[What is required]
Take the material below and retype it in full; pictures are left out.
====== Rows
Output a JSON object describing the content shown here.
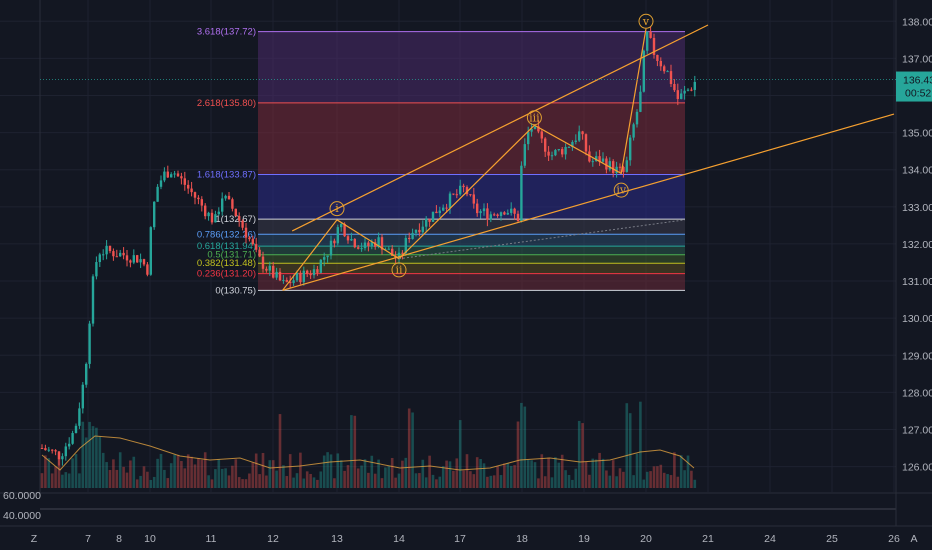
{
  "chart_data": {
    "type": "candlestick",
    "x_axis": {
      "ticks": [
        "7",
        "8",
        "10",
        "11",
        "12",
        "13",
        "14",
        "17",
        "18",
        "19",
        "20",
        "21",
        "24",
        "25",
        "26"
      ],
      "corner_left": "Z",
      "corner_right": "A"
    },
    "y_axis": {
      "ticks": [
        "126.00",
        "127.00",
        "128.00",
        "129.00",
        "130.00",
        "131.00",
        "132.00",
        "133.00",
        "134.00",
        "135.00",
        "136.00",
        "137.00",
        "138.00"
      ],
      "ylim": [
        125.8,
        138.25
      ]
    },
    "last_price": {
      "value": 136.43,
      "label": "136.43",
      "countdown": "00:52"
    },
    "fib_levels": [
      {
        "ratio": 0,
        "price": 130.75,
        "label": "0(130.75)",
        "color": "#d1d4dc"
      },
      {
        "ratio": 0.236,
        "price": 131.2,
        "label": "0.236(131.20)",
        "color": "#f23645"
      },
      {
        "ratio": 0.382,
        "price": 131.48,
        "label": "0.382(131.48)",
        "color": "#c0c020"
      },
      {
        "ratio": 0.5,
        "price": 131.71,
        "label": "0.5(131.71)",
        "color": "#4caf50"
      },
      {
        "ratio": 0.618,
        "price": 131.94,
        "label": "0.618(131.94)",
        "color": "#26a69a"
      },
      {
        "ratio": 0.786,
        "price": 132.26,
        "label": "0.786(132.26)",
        "color": "#5b9cf6"
      },
      {
        "ratio": 1,
        "price": 132.67,
        "label": "1(132.67)",
        "color": "#d1d4dc"
      },
      {
        "ratio": 1.618,
        "price": 133.87,
        "label": "1.618(133.87)",
        "color": "#6f6fff"
      },
      {
        "ratio": 2.618,
        "price": 135.8,
        "label": "2.618(135.80)",
        "color": "#f05050"
      },
      {
        "ratio": 3.618,
        "price": 137.72,
        "label": "3.618(137.72)",
        "color": "#b070f0"
      }
    ],
    "wave_labels": [
      {
        "label": "i",
        "price": 132.95,
        "time": 13.0
      },
      {
        "label": "ii",
        "price": 131.3,
        "time": 14.0
      },
      {
        "label": "iii",
        "price": 135.4,
        "time": 18.2
      },
      {
        "label": "iv",
        "price": 133.45,
        "time": 19.6
      },
      {
        "label": "v",
        "price": 138.0,
        "time": 20.0
      }
    ],
    "wave_path": [
      {
        "time": 12.15,
        "price": 130.75
      },
      {
        "time": 13.0,
        "price": 132.65
      },
      {
        "time": 14.0,
        "price": 131.6
      },
      {
        "time": 18.2,
        "price": 135.2
      },
      {
        "time": 19.6,
        "price": 133.9
      },
      {
        "time": 20.0,
        "price": 137.8
      }
    ],
    "trendlines": [
      {
        "from": {
          "time": 12.3,
          "price": 132.35
        },
        "to": {
          "time": 21.0,
          "price": 137.9
        }
      },
      {
        "from": {
          "time": 12.15,
          "price": 130.75
        },
        "to": {
          "time": 26.0,
          "price": 135.5
        }
      }
    ],
    "oscillator": {
      "ticks": [
        "60.0000",
        "40.0000"
      ]
    },
    "colors": {
      "up": "#26a69a",
      "down": "#ef5350",
      "wave": "#f5a030",
      "volume_ma": "#e0a040"
    }
  }
}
============
[Written solution]
Output a JSON object describing the content shown here.
{
  "chart_data": {
    "type": "candlestick",
    "x_axis": {
      "ticks": [
        "7",
        "8",
        "10",
        "11",
        "12",
        "13",
        "14",
        "17",
        "18",
        "19",
        "20",
        "21",
        "24",
        "25",
        "26"
      ],
      "corner_left": "Z",
      "corner_right": "A"
    },
    "y_axis": {
      "ticks": [
        "126.00",
        "127.00",
        "128.00",
        "129.00",
        "130.00",
        "131.00",
        "132.00",
        "133.00",
        "134.00",
        "135.00",
        "136.00",
        "137.00",
        "138.00"
      ],
      "ylim": [
        125.8,
        138.25
      ]
    },
    "last_price": {
      "value": 136.43,
      "label": "136.43",
      "countdown": "00:52"
    },
    "fib_levels": [
      {
        "ratio": 0,
        "price": 130.75,
        "label": "0(130.75)",
        "color": "#d1d4dc"
      },
      {
        "ratio": 0.236,
        "price": 131.2,
        "label": "0.236(131.20)",
        "color": "#f23645"
      },
      {
        "ratio": 0.382,
        "price": 131.48,
        "label": "0.382(131.48)",
        "color": "#c0c020"
      },
      {
        "ratio": 0.5,
        "price": 131.71,
        "label": "0.5(131.71)",
        "color": "#4caf50"
      },
      {
        "ratio": 0.618,
        "price": 131.94,
        "label": "0.618(131.94)",
        "color": "#26a69a"
      },
      {
        "ratio": 0.786,
        "price": 132.26,
        "label": "0.786(132.26)",
        "color": "#5b9cf6"
      },
      {
        "ratio": 1,
        "price": 132.67,
        "label": "1(132.67)",
        "color": "#d1d4dc"
      },
      {
        "ratio": 1.618,
        "price": 133.87,
        "label": "1.618(133.87)",
        "color": "#6f6fff"
      },
      {
        "ratio": 2.618,
        "price": 135.8,
        "label": "2.618(135.80)",
        "color": "#f05050"
      },
      {
        "ratio": 3.618,
        "price": 137.72,
        "label": "3.618(137.72)",
        "color": "#b070f0"
      }
    ],
    "wave_labels": [
      {
        "label": "i",
        "price": 132.95,
        "time": 13.0
      },
      {
        "label": "ii",
        "price": 131.3,
        "time": 14.0
      },
      {
        "label": "iii",
        "price": 135.4,
        "time": 18.2
      },
      {
        "label": "iv",
        "price": 133.45,
        "time": 19.6
      },
      {
        "label": "v",
        "price": 138.0,
        "time": 20.0
      }
    ],
    "wave_path": [
      {
        "time": 12.15,
        "price": 130.75
      },
      {
        "time": 13.0,
        "price": 132.65
      },
      {
        "time": 14.0,
        "price": 131.6
      },
      {
        "time": 18.2,
        "price": 135.2
      },
      {
        "time": 19.6,
        "price": 133.9
      },
      {
        "time": 20.0,
        "price": 137.8
      }
    ],
    "trendlines": [
      {
        "from": {
          "time": 12.3,
          "price": 132.35
        },
        "to": {
          "time": 21.0,
          "price": 137.9
        }
      },
      {
        "from": {
          "time": 12.15,
          "price": 130.75
        },
        "to": {
          "time": 26.0,
          "price": 135.5
        }
      }
    ],
    "oscillator": {
      "ticks": [
        "60.0000",
        "40.0000"
      ]
    },
    "colors": {
      "up": "#26a69a",
      "down": "#ef5350",
      "wave": "#f5a030",
      "volume_ma": "#e0a040"
    }
  }
}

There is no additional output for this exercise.